§ **TASK OBJECTIVE**:
Output all the entries word for word. Omit the pictures.

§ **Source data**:

****************

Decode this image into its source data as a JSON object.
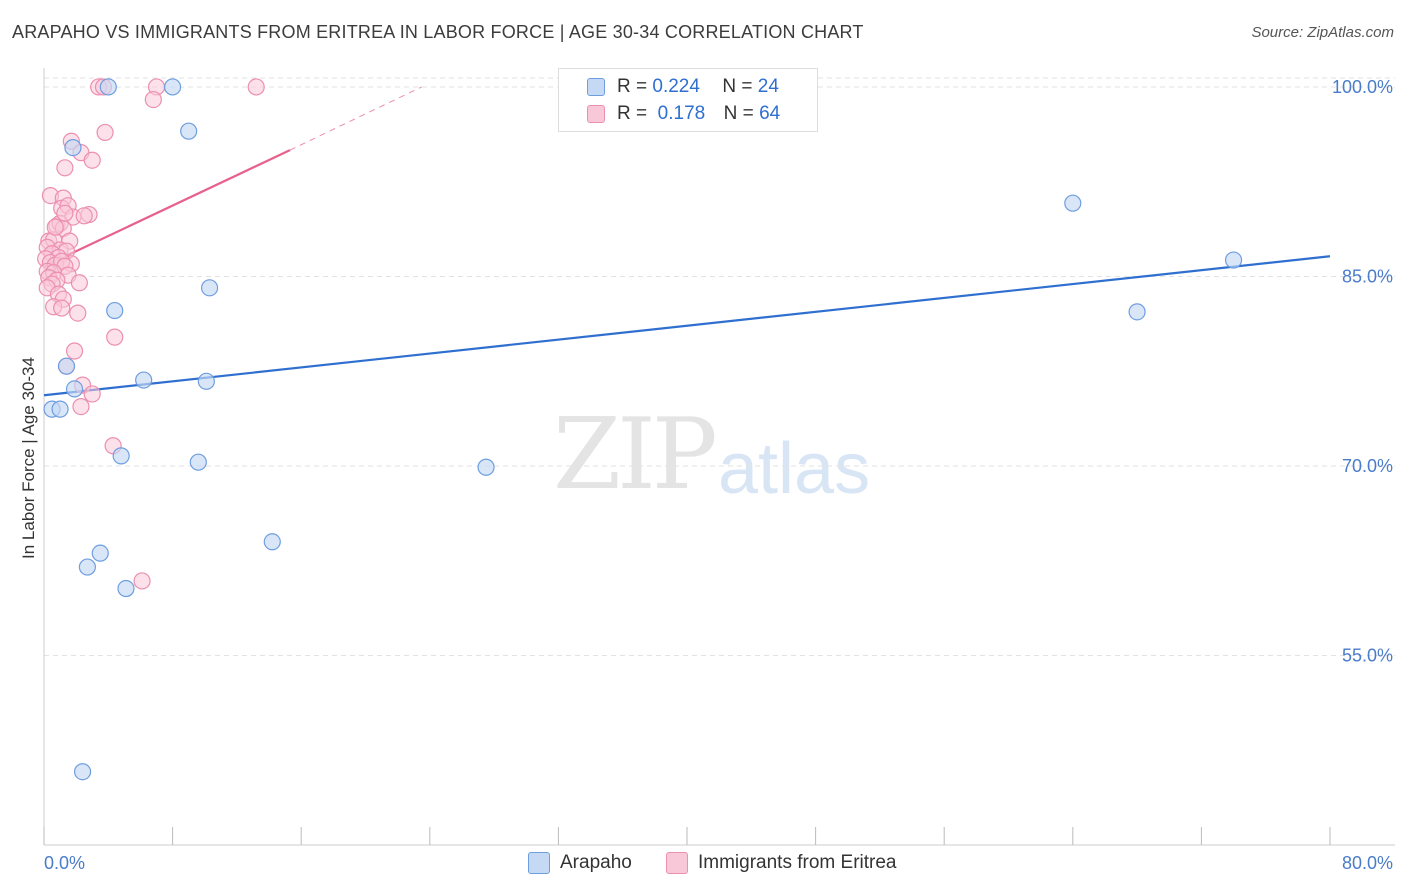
{
  "title": "ARAPAHO VS IMMIGRANTS FROM ERITREA IN LABOR FORCE | AGE 30-34 CORRELATION CHART",
  "source": "Source: ZipAtlas.com",
  "watermark": {
    "zip": "ZIP",
    "atlas": "atlas"
  },
  "legend": {
    "rows": [
      {
        "r_label": "R =",
        "r_value": "0.224",
        "n_label": "N =",
        "n_value": "24"
      },
      {
        "r_label": "R =",
        "r_value": "0.178",
        "n_label": "N =",
        "n_value": "64"
      }
    ]
  },
  "bottom_legend": {
    "series1": "Arapaho",
    "series2": "Immigrants from Eritrea"
  },
  "colors": {
    "arapaho_fill": "#c5d9f5",
    "arapaho_stroke": "#6f9ee0",
    "arapaho_line": "#2f6fd0",
    "eritrea_fill": "#f9c8d8",
    "eritrea_stroke": "#ec8fb0",
    "eritrea_line": "#e8608c",
    "grid": "#e2e2e2",
    "axis_text": "#4a7cc9"
  },
  "chart_data": {
    "type": "scatter",
    "title": "ARAPAHO VS IMMIGRANTS FROM ERITREA IN LABOR FORCE | AGE 30-34 CORRELATION CHART",
    "xlabel": "",
    "ylabel": "In Labor Force | Age 30-34",
    "xlim": [
      0,
      80
    ],
    "ylim": [
      40,
      101.5
    ],
    "x_tick_labels": [
      "0.0%",
      "80.0%"
    ],
    "y_ticks": [
      55,
      70,
      85,
      100
    ],
    "y_tick_labels": [
      "55.0%",
      "70.0%",
      "85.0%",
      "100.0%"
    ],
    "grid": true,
    "series": [
      {
        "name": "Arapaho",
        "R": 0.224,
        "N": 24,
        "points": [
          [
            4.0,
            100.0
          ],
          [
            8.0,
            100.0
          ],
          [
            1.8,
            95.2
          ],
          [
            9.0,
            96.5
          ],
          [
            64.0,
            90.8
          ],
          [
            74.0,
            86.3
          ],
          [
            10.3,
            84.1
          ],
          [
            4.4,
            82.3
          ],
          [
            68.0,
            82.2
          ],
          [
            1.4,
            77.9
          ],
          [
            6.2,
            76.8
          ],
          [
            10.1,
            76.7
          ],
          [
            1.9,
            76.1
          ],
          [
            0.5,
            74.5
          ],
          [
            1.0,
            74.5
          ],
          [
            4.8,
            70.8
          ],
          [
            9.6,
            70.3
          ],
          [
            27.5,
            69.9
          ],
          [
            14.2,
            64.0
          ],
          [
            3.5,
            63.1
          ],
          [
            2.7,
            62.0
          ],
          [
            5.1,
            60.3
          ],
          [
            2.4,
            45.8
          ]
        ],
        "trend": {
          "x": [
            0,
            80
          ],
          "y": [
            75.6,
            86.6
          ]
        }
      },
      {
        "name": "Immigrants from Eritrea",
        "R": 0.178,
        "N": 64,
        "points": [
          [
            3.4,
            100.0
          ],
          [
            3.7,
            100.0
          ],
          [
            7.0,
            100.0
          ],
          [
            13.2,
            100.0
          ],
          [
            6.8,
            99.0
          ],
          [
            3.8,
            96.4
          ],
          [
            1.7,
            95.7
          ],
          [
            2.3,
            94.8
          ],
          [
            3.0,
            94.2
          ],
          [
            1.3,
            93.6
          ],
          [
            0.4,
            91.4
          ],
          [
            1.2,
            91.2
          ],
          [
            1.1,
            90.4
          ],
          [
            1.5,
            90.6
          ],
          [
            1.8,
            89.7
          ],
          [
            2.8,
            89.9
          ],
          [
            2.5,
            89.8
          ],
          [
            0.8,
            89.0
          ],
          [
            1.0,
            89.2
          ],
          [
            1.2,
            88.8
          ],
          [
            0.3,
            87.8
          ],
          [
            0.6,
            87.9
          ],
          [
            1.6,
            87.8
          ],
          [
            0.2,
            87.3
          ],
          [
            1.0,
            87.1
          ],
          [
            1.4,
            87.0
          ],
          [
            0.5,
            86.8
          ],
          [
            0.9,
            86.5
          ],
          [
            1.7,
            86.0
          ],
          [
            0.1,
            86.4
          ],
          [
            0.4,
            86.1
          ],
          [
            0.7,
            85.9
          ],
          [
            1.1,
            86.2
          ],
          [
            1.3,
            85.8
          ],
          [
            0.2,
            85.4
          ],
          [
            0.6,
            85.3
          ],
          [
            1.5,
            85.1
          ],
          [
            0.3,
            84.9
          ],
          [
            0.8,
            84.7
          ],
          [
            0.5,
            84.4
          ],
          [
            2.2,
            84.5
          ],
          [
            0.2,
            84.1
          ],
          [
            0.9,
            83.6
          ],
          [
            1.2,
            83.2
          ],
          [
            0.6,
            82.6
          ],
          [
            1.1,
            82.5
          ],
          [
            2.1,
            82.1
          ],
          [
            4.4,
            80.2
          ],
          [
            1.9,
            79.1
          ],
          [
            1.4,
            77.9
          ],
          [
            2.4,
            76.4
          ],
          [
            3.0,
            75.7
          ],
          [
            2.3,
            74.7
          ],
          [
            4.3,
            71.6
          ],
          [
            6.1,
            60.9
          ],
          [
            0.7,
            88.9
          ],
          [
            1.3,
            90.0
          ]
        ],
        "trend": {
          "x": [
            0,
            15.3
          ],
          "y": [
            85.8,
            95.0
          ]
        },
        "trend_dashed": {
          "x": [
            15.3,
            23.5
          ],
          "y": [
            95.0,
            100.0
          ]
        }
      }
    ]
  }
}
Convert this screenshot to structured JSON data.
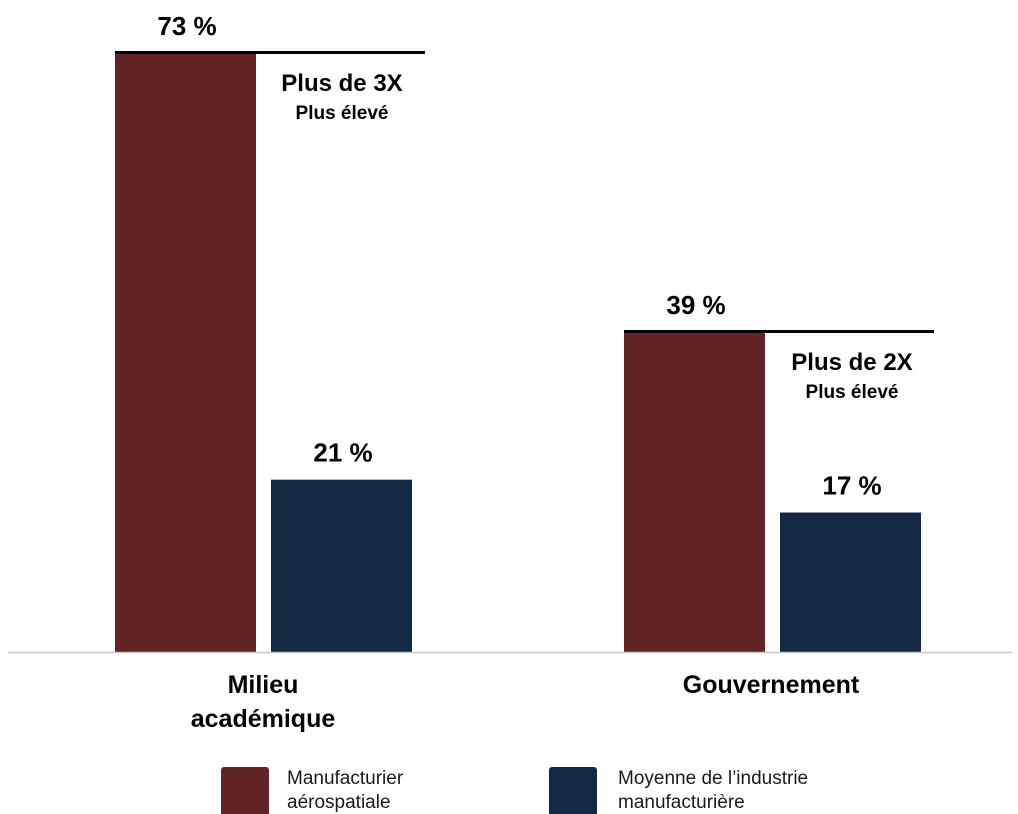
{
  "chart_data": {
    "type": "bar",
    "categories": [
      "Milieu académique",
      "Gouvernement"
    ],
    "category_lines": [
      [
        "Milieu",
        "académique"
      ],
      [
        "Gouvernement"
      ]
    ],
    "series": [
      {
        "name": "Manufacturier aérospatiale",
        "legend_lines": [
          "Manufacturier",
          "aérospatiale"
        ],
        "values": [
          73,
          39
        ],
        "color": "#632426"
      },
      {
        "name": "Moyenne de l’industrie manufacturière",
        "legend_lines": [
          "Moyenne de l’industrie",
          "manufacturière"
        ],
        "values": [
          21,
          17
        ],
        "color": "#132842"
      }
    ],
    "value_labels": [
      [
        "73 %",
        "39 %"
      ],
      [
        "21 %",
        "17 %"
      ]
    ],
    "annotations": [
      {
        "main": "Plus de 3X",
        "sub": "Plus élevé"
      },
      {
        "main": "Plus de 2X",
        "sub": "Plus élevé"
      }
    ],
    "ylim": [
      0,
      73
    ],
    "unit": "%",
    "title": "",
    "xlabel": "",
    "ylabel": "",
    "grid": false,
    "legend_position": "bottom"
  }
}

****************

§ **FULL SOLUTION**:
Decode this image into its source data as a JSON object.
{
  "title": "ARAPAHO VS IMMIGRANTS FROM ERITREA IN LABOR FORCE | AGE 30-34 CORRELATION CHART",
  "source": "Source: ZipAtlas.com",
  "watermark": {
    "zip": "ZIP",
    "atlas": "atlas"
  },
  "legend": {
    "rows": [
      {
        "r_label": "R =",
        "r_value": "0.224",
        "n_label": "N =",
        "n_value": "24"
      },
      {
        "r_label": "R =",
        "r_value": "0.178",
        "n_label": "N =",
        "n_value": "64"
      }
    ]
  },
  "bottom_legend": {
    "series1": "Arapaho",
    "series2": "Immigrants from Eritrea"
  },
  "colors": {
    "arapaho_fill": "#c5d9f5",
    "arapaho_stroke": "#6f9ee0",
    "arapaho_line": "#2f6fd0",
    "eritrea_fill": "#f9c8d8",
    "eritrea_stroke": "#ec8fb0",
    "eritrea_line": "#e8608c",
    "grid": "#e2e2e2",
    "axis_text": "#4a7cc9"
  },
  "chart_data": {
    "type": "scatter",
    "title": "ARAPAHO VS IMMIGRANTS FROM ERITREA IN LABOR FORCE | AGE 30-34 CORRELATION CHART",
    "xlabel": "",
    "ylabel": "In Labor Force | Age 30-34",
    "xlim": [
      0,
      80
    ],
    "ylim": [
      40,
      101.5
    ],
    "x_tick_labels": [
      "0.0%",
      "80.0%"
    ],
    "y_ticks": [
      55,
      70,
      85,
      100
    ],
    "y_tick_labels": [
      "55.0%",
      "70.0%",
      "85.0%",
      "100.0%"
    ],
    "grid": true,
    "series": [
      {
        "name": "Arapaho",
        "R": 0.224,
        "N": 24,
        "points": [
          [
            4.0,
            100.0
          ],
          [
            8.0,
            100.0
          ],
          [
            1.8,
            95.2
          ],
          [
            9.0,
            96.5
          ],
          [
            64.0,
            90.8
          ],
          [
            74.0,
            86.3
          ],
          [
            10.3,
            84.1
          ],
          [
            4.4,
            82.3
          ],
          [
            68.0,
            82.2
          ],
          [
            1.4,
            77.9
          ],
          [
            6.2,
            76.8
          ],
          [
            10.1,
            76.7
          ],
          [
            1.9,
            76.1
          ],
          [
            0.5,
            74.5
          ],
          [
            1.0,
            74.5
          ],
          [
            4.8,
            70.8
          ],
          [
            9.6,
            70.3
          ],
          [
            27.5,
            69.9
          ],
          [
            14.2,
            64.0
          ],
          [
            3.5,
            63.1
          ],
          [
            2.7,
            62.0
          ],
          [
            5.1,
            60.3
          ],
          [
            2.4,
            45.8
          ]
        ],
        "trend": {
          "x": [
            0,
            80
          ],
          "y": [
            75.6,
            86.6
          ]
        }
      },
      {
        "name": "Immigrants from Eritrea",
        "R": 0.178,
        "N": 64,
        "points": [
          [
            3.4,
            100.0
          ],
          [
            3.7,
            100.0
          ],
          [
            7.0,
            100.0
          ],
          [
            13.2,
            100.0
          ],
          [
            6.8,
            99.0
          ],
          [
            3.8,
            96.4
          ],
          [
            1.7,
            95.7
          ],
          [
            2.3,
            94.8
          ],
          [
            3.0,
            94.2
          ],
          [
            1.3,
            93.6
          ],
          [
            0.4,
            91.4
          ],
          [
            1.2,
            91.2
          ],
          [
            1.1,
            90.4
          ],
          [
            1.5,
            90.6
          ],
          [
            1.8,
            89.7
          ],
          [
            2.8,
            89.9
          ],
          [
            2.5,
            89.8
          ],
          [
            0.8,
            89.0
          ],
          [
            1.0,
            89.2
          ],
          [
            1.2,
            88.8
          ],
          [
            0.3,
            87.8
          ],
          [
            0.6,
            87.9
          ],
          [
            1.6,
            87.8
          ],
          [
            0.2,
            87.3
          ],
          [
            1.0,
            87.1
          ],
          [
            1.4,
            87.0
          ],
          [
            0.5,
            86.8
          ],
          [
            0.9,
            86.5
          ],
          [
            1.7,
            86.0
          ],
          [
            0.1,
            86.4
          ],
          [
            0.4,
            86.1
          ],
          [
            0.7,
            85.9
          ],
          [
            1.1,
            86.2
          ],
          [
            1.3,
            85.8
          ],
          [
            0.2,
            85.4
          ],
          [
            0.6,
            85.3
          ],
          [
            1.5,
            85.1
          ],
          [
            0.3,
            84.9
          ],
          [
            0.8,
            84.7
          ],
          [
            0.5,
            84.4
          ],
          [
            2.2,
            84.5
          ],
          [
            0.2,
            84.1
          ],
          [
            0.9,
            83.6
          ],
          [
            1.2,
            83.2
          ],
          [
            0.6,
            82.6
          ],
          [
            1.1,
            82.5
          ],
          [
            2.1,
            82.1
          ],
          [
            4.4,
            80.2
          ],
          [
            1.9,
            79.1
          ],
          [
            1.4,
            77.9
          ],
          [
            2.4,
            76.4
          ],
          [
            3.0,
            75.7
          ],
          [
            2.3,
            74.7
          ],
          [
            4.3,
            71.6
          ],
          [
            6.1,
            60.9
          ],
          [
            0.7,
            88.9
          ],
          [
            1.3,
            90.0
          ]
        ],
        "trend": {
          "x": [
            0,
            15.3
          ],
          "y": [
            85.8,
            95.0
          ]
        },
        "trend_dashed": {
          "x": [
            15.3,
            23.5
          ],
          "y": [
            95.0,
            100.0
          ]
        }
      }
    ]
  }
}
Convert this screenshot to structured JSON data.
{
  "chart_data": {
    "type": "bar",
    "categories": [
      "Milieu académique",
      "Gouvernement"
    ],
    "category_lines": [
      [
        "Milieu",
        "académique"
      ],
      [
        "Gouvernement"
      ]
    ],
    "series": [
      {
        "name": "Manufacturier aérospatiale",
        "legend_lines": [
          "Manufacturier",
          "aérospatiale"
        ],
        "values": [
          73,
          39
        ],
        "color": "#632426"
      },
      {
        "name": "Moyenne de l’industrie manufacturière",
        "legend_lines": [
          "Moyenne de l’industrie",
          "manufacturière"
        ],
        "values": [
          21,
          17
        ],
        "color": "#132842"
      }
    ],
    "value_labels": [
      [
        "73 %",
        "39 %"
      ],
      [
        "21 %",
        "17 %"
      ]
    ],
    "annotations": [
      {
        "main": "Plus de 3X",
        "sub": "Plus élevé"
      },
      {
        "main": "Plus de 2X",
        "sub": "Plus élevé"
      }
    ],
    "ylim": [
      0,
      73
    ],
    "unit": "%",
    "title": "",
    "xlabel": "",
    "ylabel": "",
    "grid": false,
    "legend_position": "bottom"
  }
}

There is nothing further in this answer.